| Short exercise |
Exclude the pictures and retype the entries as written.

### The input

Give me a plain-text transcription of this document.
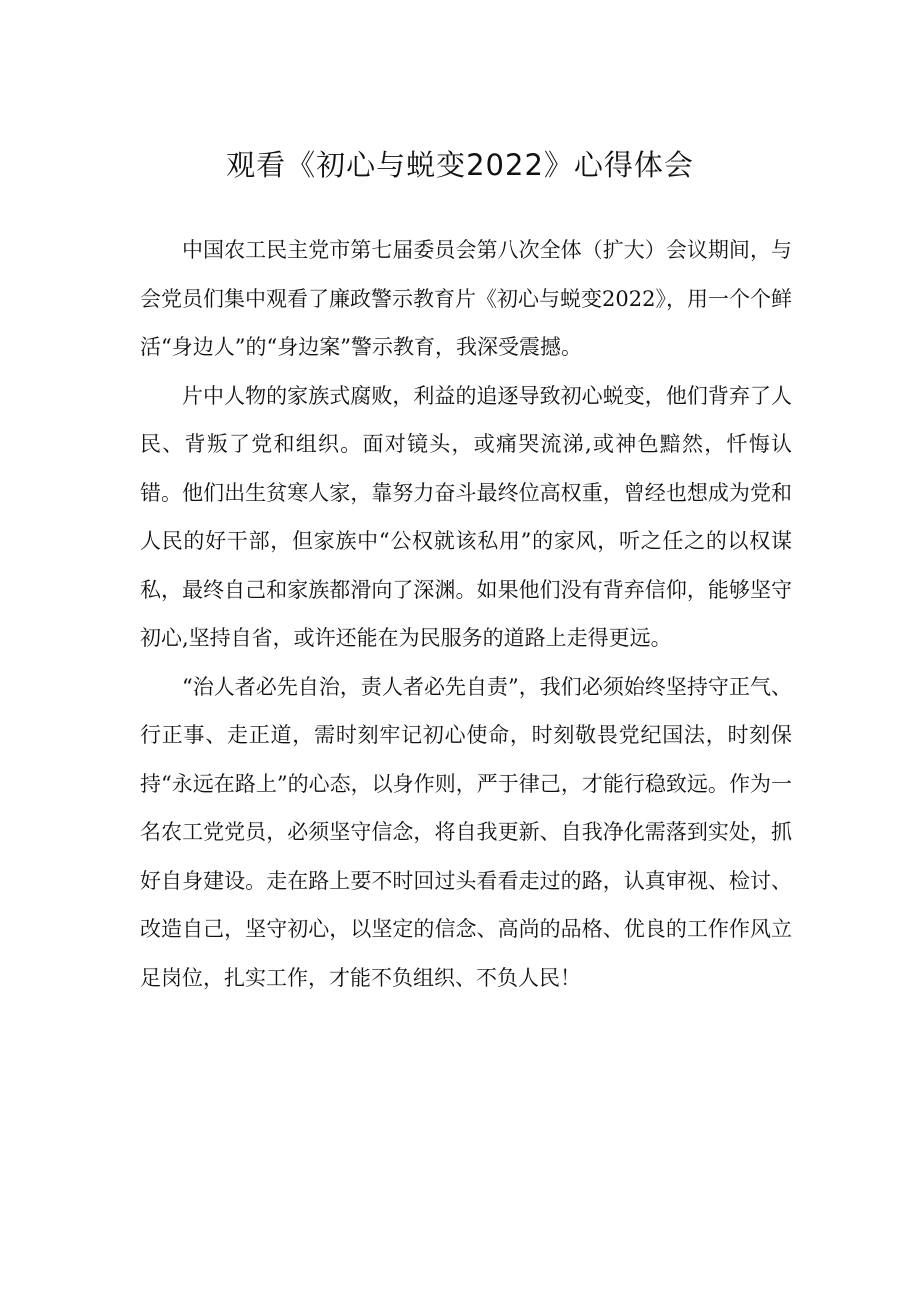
观看《初心与蜕变2022》心得体会

中国农工民主党市第七届委员会第八次全体（扩大）会议期间，与会党员们集中观看了廉政警示教育片《初心与蜕变2022》，用一个个鲜活“身边人”的“身边案”警示教育，我深受震撼。

片中人物的家族式腐败，利益的追逐导致初心蜕变，他们背弃了人民、背叛了党和组织。面对镜头，或痛哭流涕,或神色黯然，忏悔认错。他们出生贫寒人家，靠努力奋斗最终位高权重，曾经也想成为党和人民的好干部，但家族中“公权就该私用”的家风，听之任之的以权谋私，最终自己和家族都滑向了深渊。如果他们没有背弃信仰，能够坚守初心,坚持自省，或许还能在为民服务的道路上走得更远。

“治人者必先自治，责人者必先自责”，我们必须始终坚持守正气、行正事、走正道，需时刻牢记初心使命，时刻敬畏党纪国法，时刻保持“永远在路上”的心态，以身作则，严于律己，才能行稳致远。作为一名农工党党员，必须坚守信念，将自我更新、自我净化需落到实处，抓好自身建设。走在路上要不时回过头看看走过的路，认真审视、检讨、改造自己，坚守初心，以坚定的信念、高尚的品格、优良的工作作风立足岗位，扎实工作，才能不负组织、不负人民！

######

| Full answer |
Give me a plain-text transcription of this document.
观看《初心与蜕变2022》心得体会

中国农工民主党市第七届委员会第八次全体（扩大）会议期间，与会党员们集中观看了廉政警示教育片《初心与蜕变2022》，用一个个鲜活“身边人”的“身边案”警示教育，我深受震撼。

片中人物的家族式腐败，利益的追逐导致初心蜕变，他们背弃了人民、背叛了党和组织。面对镜头，或痛哭流涕,或神色黯然，忏悔认错。他们出生贫寒人家，靠努力奋斗最终位高权重，曾经也想成为党和人民的好干部，但家族中“公权就该私用”的家风，听之任之的以权谋私，最终自己和家族都滑向了深渊。如果他们没有背弃信仰，能够坚守初心,坚持自省，或许还能在为民服务的道路上走得更远。

“治人者必先自治，责人者必先自责”，我们必须始终坚持守正气、行正事、走正道，需时刻牢记初心使命，时刻敬畏党纪国法，时刻保持“永远在路上”的心态，以身作则，严于律己，才能行稳致远。作为一名农工党党员，必须坚守信念，将自我更新、自我净化需落到实处，抓好自身建设。走在路上要不时回过头看看走过的路，认真审视、检讨、改造自己，坚守初心，以坚定的信念、高尚的品格、优良的工作作风立足岗位，扎实工作，才能不负组织、不负人民！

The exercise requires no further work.